[RAW DATA]
• • • • • • •

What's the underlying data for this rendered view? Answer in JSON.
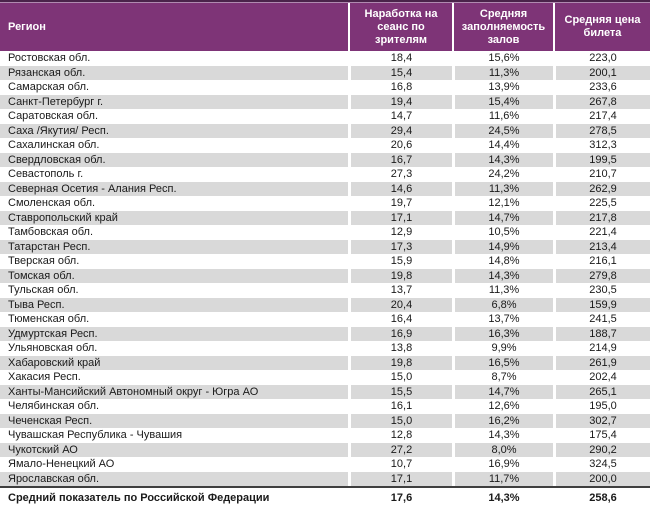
{
  "chart_data": {
    "type": "table",
    "columns": [
      "Регион",
      "Наработка на сеанс по зрителям",
      "Средняя заполняемость залов",
      "Средняя цена билета"
    ],
    "rows": [
      {
        "region": "Ростовская обл.",
        "sessions": "18,4",
        "occupancy": "15,6%",
        "price": "223,0"
      },
      {
        "region": "Рязанская обл.",
        "sessions": "15,4",
        "occupancy": "11,3%",
        "price": "200,1"
      },
      {
        "region": "Самарская обл.",
        "sessions": "16,8",
        "occupancy": "13,9%",
        "price": "233,6"
      },
      {
        "region": "Санкт-Петербург г.",
        "sessions": "19,4",
        "occupancy": "15,4%",
        "price": "267,8"
      },
      {
        "region": "Саратовская обл.",
        "sessions": "14,7",
        "occupancy": "11,6%",
        "price": "217,4"
      },
      {
        "region": "Саха /Якутия/ Респ.",
        "sessions": "29,4",
        "occupancy": "24,5%",
        "price": "278,5"
      },
      {
        "region": "Сахалинская обл.",
        "sessions": "20,6",
        "occupancy": "14,4%",
        "price": "312,3"
      },
      {
        "region": "Свердловская обл.",
        "sessions": "16,7",
        "occupancy": "14,3%",
        "price": "199,5"
      },
      {
        "region": "Севастополь г.",
        "sessions": "27,3",
        "occupancy": "24,2%",
        "price": "210,7"
      },
      {
        "region": "Северная Осетия - Алания Респ.",
        "sessions": "14,6",
        "occupancy": "11,3%",
        "price": "262,9"
      },
      {
        "region": "Смоленская обл.",
        "sessions": "19,7",
        "occupancy": "12,1%",
        "price": "225,5"
      },
      {
        "region": "Ставропольский край",
        "sessions": "17,1",
        "occupancy": "14,7%",
        "price": "217,8"
      },
      {
        "region": "Тамбовская обл.",
        "sessions": "12,9",
        "occupancy": "10,5%",
        "price": "221,4"
      },
      {
        "region": "Татарстан Респ.",
        "sessions": "17,3",
        "occupancy": "14,9%",
        "price": "213,4"
      },
      {
        "region": "Тверская обл.",
        "sessions": "15,9",
        "occupancy": "14,8%",
        "price": "216,1"
      },
      {
        "region": "Томская обл.",
        "sessions": "19,8",
        "occupancy": "14,3%",
        "price": "279,8"
      },
      {
        "region": "Тульская обл.",
        "sessions": "13,7",
        "occupancy": "11,3%",
        "price": "230,5"
      },
      {
        "region": "Тыва Респ.",
        "sessions": "20,4",
        "occupancy": "6,8%",
        "price": "159,9"
      },
      {
        "region": "Тюменская обл.",
        "sessions": "16,4",
        "occupancy": "13,7%",
        "price": "241,5"
      },
      {
        "region": "Удмуртская Респ.",
        "sessions": "16,9",
        "occupancy": "16,3%",
        "price": "188,7"
      },
      {
        "region": "Ульяновская обл.",
        "sessions": "13,8",
        "occupancy": "9,9%",
        "price": "214,9"
      },
      {
        "region": "Хабаровский край",
        "sessions": "19,8",
        "occupancy": "16,5%",
        "price": "261,9"
      },
      {
        "region": "Хакасия Респ.",
        "sessions": "15,0",
        "occupancy": "8,7%",
        "price": "202,4"
      },
      {
        "region": "Ханты-Мансийский Автономный округ - Югра АО",
        "sessions": "15,5",
        "occupancy": "14,7%",
        "price": "265,1"
      },
      {
        "region": "Челябинская обл.",
        "sessions": "16,1",
        "occupancy": "12,6%",
        "price": "195,0"
      },
      {
        "region": "Чеченская Респ.",
        "sessions": "15,0",
        "occupancy": "16,2%",
        "price": "302,7"
      },
      {
        "region": "Чувашская Республика - Чувашия",
        "sessions": "12,8",
        "occupancy": "14,3%",
        "price": "175,4"
      },
      {
        "region": "Чукотский АО",
        "sessions": "27,2",
        "occupancy": "8,0%",
        "price": "290,2"
      },
      {
        "region": "Ямало-Ненецкий АО",
        "sessions": "10,7",
        "occupancy": "16,9%",
        "price": "324,5"
      },
      {
        "region": "Ярославская обл.",
        "sessions": "17,1",
        "occupancy": "11,7%",
        "price": "200,0"
      }
    ],
    "footer": {
      "region": "Средний показатель по Российской Федерации",
      "sessions": "17,6",
      "occupancy": "14,3%",
      "price": "258,6"
    }
  },
  "colors": {
    "header_bg": "#7E3477",
    "header_text": "#FFFFFF",
    "header_top_border": "#4A234A",
    "header_top_highlight": "#B08AB0",
    "row_alt_bg": "#D9D9D9",
    "row_text": "#1A1A1A",
    "footer_top_border": "#3F3F3F"
  }
}
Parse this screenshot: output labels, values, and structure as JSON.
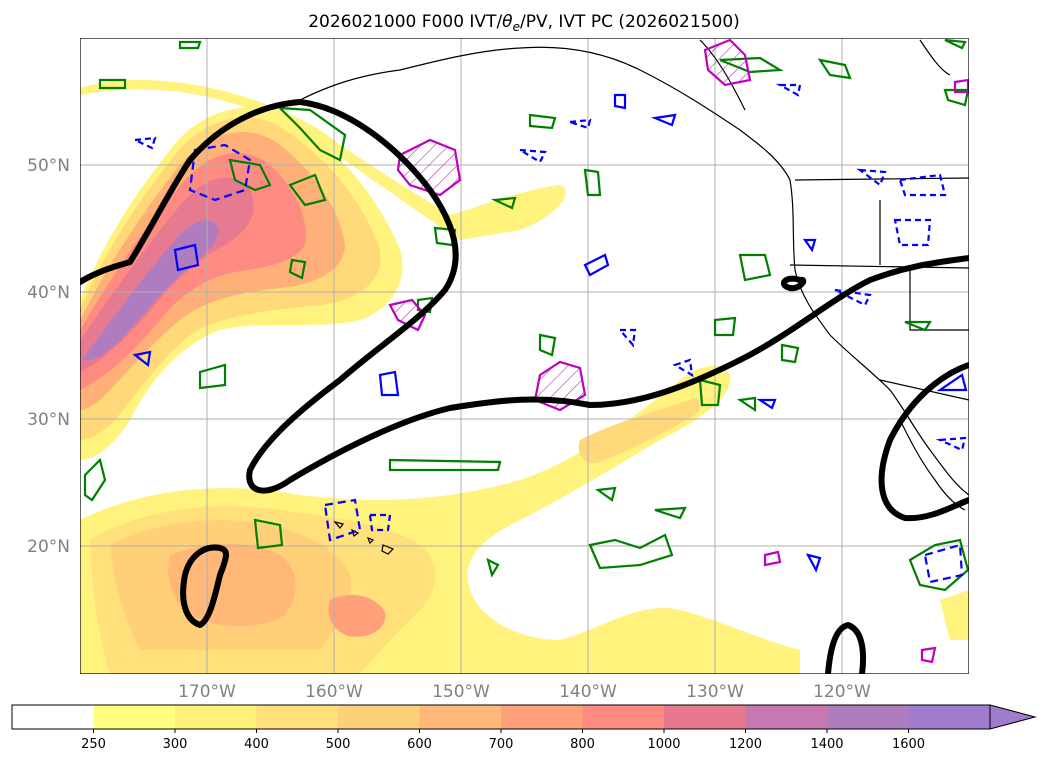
{
  "title_prefix": "2026021000 F000 IVT/",
  "title_theta": "θ",
  "title_sub": "e",
  "title_suffix": "/PV, IVT PC (2026021500)",
  "lon_ticks": [
    "170°W",
    "160°W",
    "150°W",
    "140°W",
    "130°W",
    "120°W"
  ],
  "lat_ticks": [
    "50°N",
    "40°N",
    "30°N",
    "20°N"
  ],
  "colorbar": {
    "labels": [
      "250",
      "300",
      "400",
      "500",
      "600",
      "700",
      "800",
      "1000",
      "1200",
      "1400",
      "1600"
    ],
    "colors": [
      "#ffffff",
      "#ffff80",
      "#fff07a",
      "#ffe07a",
      "#ffd078",
      "#ffb878",
      "#ffa07a",
      "#ff8a80",
      "#e87890",
      "#c878b0",
      "#b07cc0",
      "#a07ccc"
    ],
    "extend": "max"
  },
  "map": {
    "region": "North Pacific, Hawaii to western North America",
    "lon_range": [
      -180,
      -110
    ],
    "lat_range": [
      10,
      60
    ],
    "gridlines": true,
    "fields": {
      "ivt_shading": "filled contours of integrated vapor transport",
      "ivt_pc_contour": "thick black contour",
      "pv_contours": "green",
      "theta_e_contours": "blue dashed and solid",
      "other_contours": "magenta hatched"
    },
    "colors": {
      "ivt_pc": "#000000",
      "green": "#008000",
      "blue": "#0000ff",
      "magenta": "#c000c0",
      "land_outline": "#000000",
      "grid": "#b0b0b0"
    }
  }
}
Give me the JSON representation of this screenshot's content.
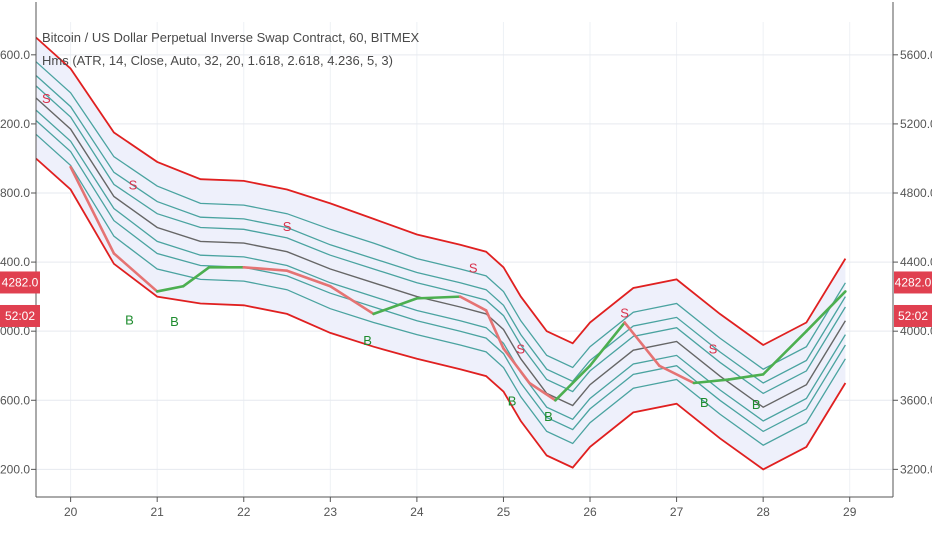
{
  "chart_data": {
    "type": "line",
    "title": "Bitcoin / US Dollar Perpetual Inverse Swap Contract, 60, BITMEX",
    "indicator": "Hms (ATR, 14, Close, Auto, 32, 20, 1.618, 2.618, 4.236, 5, 3)",
    "x_ticks": [
      "20",
      "21",
      "22",
      "23",
      "24",
      "25",
      "26",
      "27",
      "28",
      "29"
    ],
    "x_tick_values": [
      20,
      21,
      22,
      23,
      24,
      25,
      26,
      27,
      28,
      29
    ],
    "y_ticks": [
      "3200.0",
      "3600.0",
      "4000.0",
      "4400.0",
      "4800.0",
      "5200.0",
      "5600.0"
    ],
    "y_tick_values": [
      3200,
      3600,
      4000,
      4400,
      4800,
      5200,
      5600
    ],
    "xlim": [
      19.6,
      29.5
    ],
    "ylim": [
      3040,
      5790
    ],
    "grid": true,
    "colors": {
      "outer_band": "#e02020",
      "inner_band": "#4aa3a0",
      "middle_line": "#666666",
      "trend_up": "#4caf50",
      "trend_down": "#e57373",
      "fill": "#eef0fb",
      "buy": "#1e8c2e",
      "sell": "#d9304a",
      "price_tag": "#e04050"
    },
    "x": [
      19.6,
      20.0,
      20.5,
      21.0,
      21.5,
      22.0,
      22.5,
      23.0,
      23.5,
      24.0,
      24.5,
      24.8,
      25.0,
      25.2,
      25.5,
      25.8,
      26.0,
      26.5,
      27.0,
      27.5,
      28.0,
      28.5,
      28.95
    ],
    "series": [
      {
        "role": "outer-upper",
        "values": [
          5700,
          5520,
          5150,
          4980,
          4880,
          4870,
          4820,
          4740,
          4650,
          4560,
          4500,
          4460,
          4370,
          4200,
          4000,
          3930,
          4050,
          4250,
          4300,
          4100,
          3920,
          4050,
          4420
        ]
      },
      {
        "role": "band-upper-3",
        "values": [
          5560,
          5380,
          5010,
          4840,
          4740,
          4730,
          4680,
          4590,
          4510,
          4420,
          4360,
          4320,
          4230,
          4060,
          3860,
          3790,
          3910,
          4110,
          4160,
          3960,
          3780,
          3910,
          4280
        ]
      },
      {
        "role": "band-upper-2",
        "values": [
          5480,
          5300,
          4920,
          4750,
          4660,
          4650,
          4600,
          4500,
          4420,
          4340,
          4280,
          4240,
          4150,
          3980,
          3780,
          3710,
          3830,
          4030,
          4080,
          3880,
          3700,
          3830,
          4200
        ]
      },
      {
        "role": "band-upper-1",
        "values": [
          5420,
          5240,
          4850,
          4680,
          4600,
          4590,
          4540,
          4440,
          4360,
          4280,
          4220,
          4180,
          4090,
          3920,
          3720,
          3650,
          3770,
          3970,
          4020,
          3820,
          3640,
          3770,
          4140
        ]
      },
      {
        "role": "middle",
        "values": [
          5350,
          5170,
          4780,
          4600,
          4520,
          4510,
          4460,
          4360,
          4280,
          4200,
          4140,
          4100,
          4010,
          3840,
          3640,
          3570,
          3690,
          3890,
          3940,
          3740,
          3560,
          3690,
          4060
        ]
      },
      {
        "role": "band-lower-1",
        "values": [
          5280,
          5100,
          4710,
          4520,
          4440,
          4430,
          4380,
          4280,
          4200,
          4120,
          4060,
          4020,
          3930,
          3760,
          3560,
          3490,
          3610,
          3810,
          3860,
          3660,
          3480,
          3610,
          3980
        ]
      },
      {
        "role": "band-lower-2",
        "values": [
          5220,
          5040,
          4640,
          4450,
          4380,
          4370,
          4320,
          4220,
          4140,
          4060,
          4000,
          3960,
          3870,
          3700,
          3500,
          3430,
          3550,
          3750,
          3800,
          3600,
          3420,
          3550,
          3920
        ]
      },
      {
        "role": "band-lower-3",
        "values": [
          5140,
          4960,
          4550,
          4360,
          4300,
          4290,
          4240,
          4130,
          4050,
          3980,
          3920,
          3880,
          3790,
          3620,
          3420,
          3350,
          3470,
          3670,
          3720,
          3520,
          3340,
          3470,
          3840
        ]
      },
      {
        "role": "outer-lower",
        "values": [
          5000,
          4820,
          4390,
          4200,
          4160,
          4150,
          4100,
          3990,
          3910,
          3840,
          3780,
          3740,
          3650,
          3480,
          3280,
          3210,
          3330,
          3530,
          3580,
          3380,
          3200,
          3330,
          3700
        ]
      }
    ],
    "trend": {
      "x": [
        20.0,
        20.5,
        21.0,
        21.3,
        21.6,
        22.0,
        22.5,
        23.0,
        23.5,
        24.0,
        24.5,
        24.8,
        25.0,
        25.3,
        25.6,
        26.0,
        26.4,
        26.8,
        27.2,
        27.6,
        28.0,
        28.5,
        28.95
      ],
      "y": [
        4950,
        4450,
        4230,
        4260,
        4370,
        4370,
        4350,
        4260,
        4100,
        4190,
        4200,
        4120,
        3900,
        3700,
        3600,
        3800,
        4050,
        3800,
        3700,
        3720,
        3750,
        4000,
        4230
      ],
      "dir": [
        "down",
        "down",
        "up",
        "up",
        "up",
        "down",
        "down",
        "down",
        "up",
        "up",
        "down",
        "down",
        "down",
        "down",
        "up",
        "up",
        "down",
        "down",
        "up",
        "up",
        "up",
        "up",
        "up"
      ]
    },
    "signals": [
      {
        "label": "S",
        "x": 19.72,
        "y": 5320,
        "type": "sell"
      },
      {
        "label": "S",
        "x": 20.72,
        "y": 4820,
        "type": "sell"
      },
      {
        "label": "S",
        "x": 22.5,
        "y": 4580,
        "type": "sell"
      },
      {
        "label": "S",
        "x": 24.65,
        "y": 4340,
        "type": "sell"
      },
      {
        "label": "S",
        "x": 25.2,
        "y": 3870,
        "type": "sell"
      },
      {
        "label": "S",
        "x": 26.4,
        "y": 4080,
        "type": "sell"
      },
      {
        "label": "S",
        "x": 27.42,
        "y": 3870,
        "type": "sell"
      },
      {
        "label": "B",
        "x": 20.68,
        "y": 4040,
        "type": "buy"
      },
      {
        "label": "B",
        "x": 21.2,
        "y": 4030,
        "type": "buy"
      },
      {
        "label": "B",
        "x": 23.43,
        "y": 3920,
        "type": "buy"
      },
      {
        "label": "B",
        "x": 25.1,
        "y": 3570,
        "type": "buy"
      },
      {
        "label": "B",
        "x": 25.52,
        "y": 3480,
        "type": "buy"
      },
      {
        "label": "B",
        "x": 27.32,
        "y": 3560,
        "type": "buy"
      },
      {
        "label": "B",
        "x": 27.92,
        "y": 3550,
        "type": "buy"
      }
    ],
    "price_tags": [
      {
        "text": "4282.0",
        "value": 4282
      },
      {
        "text": "52:02",
        "value": 4088
      }
    ]
  }
}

• • • • • • •

[EXERCISE DETAILS] The word "blue" may appear on some lines of these records; state how many such lines there are, and nothing else.

[OUTPUT OF THE EXERCISE] 2